** begin **

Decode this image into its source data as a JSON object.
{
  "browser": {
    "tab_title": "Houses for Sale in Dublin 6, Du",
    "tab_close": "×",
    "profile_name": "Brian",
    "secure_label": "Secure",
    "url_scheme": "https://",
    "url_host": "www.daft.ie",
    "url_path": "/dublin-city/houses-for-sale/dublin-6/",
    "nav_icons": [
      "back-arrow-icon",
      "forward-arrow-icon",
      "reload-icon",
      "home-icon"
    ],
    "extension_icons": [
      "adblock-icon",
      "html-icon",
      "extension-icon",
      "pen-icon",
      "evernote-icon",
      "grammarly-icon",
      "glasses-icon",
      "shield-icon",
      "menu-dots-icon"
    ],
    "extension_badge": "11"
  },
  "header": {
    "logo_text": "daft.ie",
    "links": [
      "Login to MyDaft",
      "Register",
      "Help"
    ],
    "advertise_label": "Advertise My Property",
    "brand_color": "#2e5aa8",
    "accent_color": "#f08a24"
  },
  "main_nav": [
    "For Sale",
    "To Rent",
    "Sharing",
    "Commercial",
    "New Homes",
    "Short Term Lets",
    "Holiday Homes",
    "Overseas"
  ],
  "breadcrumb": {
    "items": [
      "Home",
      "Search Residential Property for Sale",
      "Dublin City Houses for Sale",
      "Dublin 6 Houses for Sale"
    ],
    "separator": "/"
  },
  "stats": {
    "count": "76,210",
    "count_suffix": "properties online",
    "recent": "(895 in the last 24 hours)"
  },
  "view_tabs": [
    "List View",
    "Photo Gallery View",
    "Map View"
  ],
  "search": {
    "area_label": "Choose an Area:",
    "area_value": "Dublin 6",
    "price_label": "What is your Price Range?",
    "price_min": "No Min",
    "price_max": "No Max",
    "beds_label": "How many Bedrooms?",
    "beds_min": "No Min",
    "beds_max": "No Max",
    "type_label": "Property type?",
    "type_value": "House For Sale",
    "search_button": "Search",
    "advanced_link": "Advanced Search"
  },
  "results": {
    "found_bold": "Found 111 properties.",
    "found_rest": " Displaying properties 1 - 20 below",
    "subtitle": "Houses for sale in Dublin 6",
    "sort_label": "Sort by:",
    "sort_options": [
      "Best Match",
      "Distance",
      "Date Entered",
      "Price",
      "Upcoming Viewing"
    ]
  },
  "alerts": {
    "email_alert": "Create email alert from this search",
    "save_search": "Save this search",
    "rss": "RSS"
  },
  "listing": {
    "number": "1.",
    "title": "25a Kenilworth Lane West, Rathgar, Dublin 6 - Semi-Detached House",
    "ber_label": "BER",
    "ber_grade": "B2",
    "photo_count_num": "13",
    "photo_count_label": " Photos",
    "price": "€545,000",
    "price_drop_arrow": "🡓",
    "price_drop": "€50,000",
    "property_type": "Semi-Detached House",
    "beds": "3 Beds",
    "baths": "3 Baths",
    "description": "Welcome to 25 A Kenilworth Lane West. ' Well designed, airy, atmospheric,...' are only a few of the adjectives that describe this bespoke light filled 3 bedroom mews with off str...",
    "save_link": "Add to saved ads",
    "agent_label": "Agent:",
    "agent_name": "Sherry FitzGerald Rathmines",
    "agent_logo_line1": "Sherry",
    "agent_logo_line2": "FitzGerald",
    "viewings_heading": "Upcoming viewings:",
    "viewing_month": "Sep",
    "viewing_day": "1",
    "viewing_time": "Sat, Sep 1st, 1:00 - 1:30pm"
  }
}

** end **

## Exercise aim
Restate the data above word for word.

## Completed exercise
Decode this image into its source data as a JSON object.
{
  "browser": {
    "tab_title": "Houses for Sale in Dublin 6, Du",
    "tab_close": "×",
    "profile_name": "Brian",
    "secure_label": "Secure",
    "url_scheme": "https://",
    "url_host": "www.daft.ie",
    "url_path": "/dublin-city/houses-for-sale/dublin-6/",
    "nav_icons": [
      "back-arrow-icon",
      "forward-arrow-icon",
      "reload-icon",
      "home-icon"
    ],
    "extension_icons": [
      "adblock-icon",
      "html-icon",
      "extension-icon",
      "pen-icon",
      "evernote-icon",
      "grammarly-icon",
      "glasses-icon",
      "shield-icon",
      "menu-dots-icon"
    ],
    "extension_badge": "11"
  },
  "header": {
    "logo_text": "daft.ie",
    "links": [
      "Login to MyDaft",
      "Register",
      "Help"
    ],
    "advertise_label": "Advertise My Property",
    "brand_color": "#2e5aa8",
    "accent_color": "#f08a24"
  },
  "main_nav": [
    "For Sale",
    "To Rent",
    "Sharing",
    "Commercial",
    "New Homes",
    "Short Term Lets",
    "Holiday Homes",
    "Overseas"
  ],
  "breadcrumb": {
    "items": [
      "Home",
      "Search Residential Property for Sale",
      "Dublin City Houses for Sale",
      "Dublin 6 Houses for Sale"
    ],
    "separator": "/"
  },
  "stats": {
    "count": "76,210",
    "count_suffix": "properties online",
    "recent": "(895 in the last 24 hours)"
  },
  "view_tabs": [
    "List View",
    "Photo Gallery View",
    "Map View"
  ],
  "search": {
    "area_label": "Choose an Area:",
    "area_value": "Dublin 6",
    "price_label": "What is your Price Range?",
    "price_min": "No Min",
    "price_max": "No Max",
    "beds_label": "How many Bedrooms?",
    "beds_min": "No Min",
    "beds_max": "No Max",
    "type_label": "Property type?",
    "type_value": "House For Sale",
    "search_button": "Search",
    "advanced_link": "Advanced Search"
  },
  "results": {
    "found_bold": "Found 111 properties.",
    "found_rest": " Displaying properties 1 - 20 below",
    "subtitle": "Houses for sale in Dublin 6",
    "sort_label": "Sort by:",
    "sort_options": [
      "Best Match",
      "Distance",
      "Date Entered",
      "Price",
      "Upcoming Viewing"
    ]
  },
  "alerts": {
    "email_alert": "Create email alert from this search",
    "save_search": "Save this search",
    "rss": "RSS"
  },
  "listing": {
    "number": "1.",
    "title": "25a Kenilworth Lane West, Rathgar, Dublin 6 - Semi-Detached House",
    "ber_label": "BER",
    "ber_grade": "B2",
    "photo_count_num": "13",
    "photo_count_label": " Photos",
    "price": "€545,000",
    "price_drop_arrow": "🡓",
    "price_drop": "€50,000",
    "property_type": "Semi-Detached House",
    "beds": "3 Beds",
    "baths": "3 Baths",
    "description": "Welcome to 25 A Kenilworth Lane West. ' Well designed, airy, atmospheric,...' are only a few of the adjectives that describe this bespoke light filled 3 bedroom mews with off str...",
    "save_link": "Add to saved ads",
    "agent_label": "Agent:",
    "agent_name": "Sherry FitzGerald Rathmines",
    "agent_logo_line1": "Sherry",
    "agent_logo_line2": "FitzGerald",
    "viewings_heading": "Upcoming viewings:",
    "viewing_month": "Sep",
    "viewing_day": "1",
    "viewing_time": "Sat, Sep 1st, 1:00 - 1:30pm"
  }
}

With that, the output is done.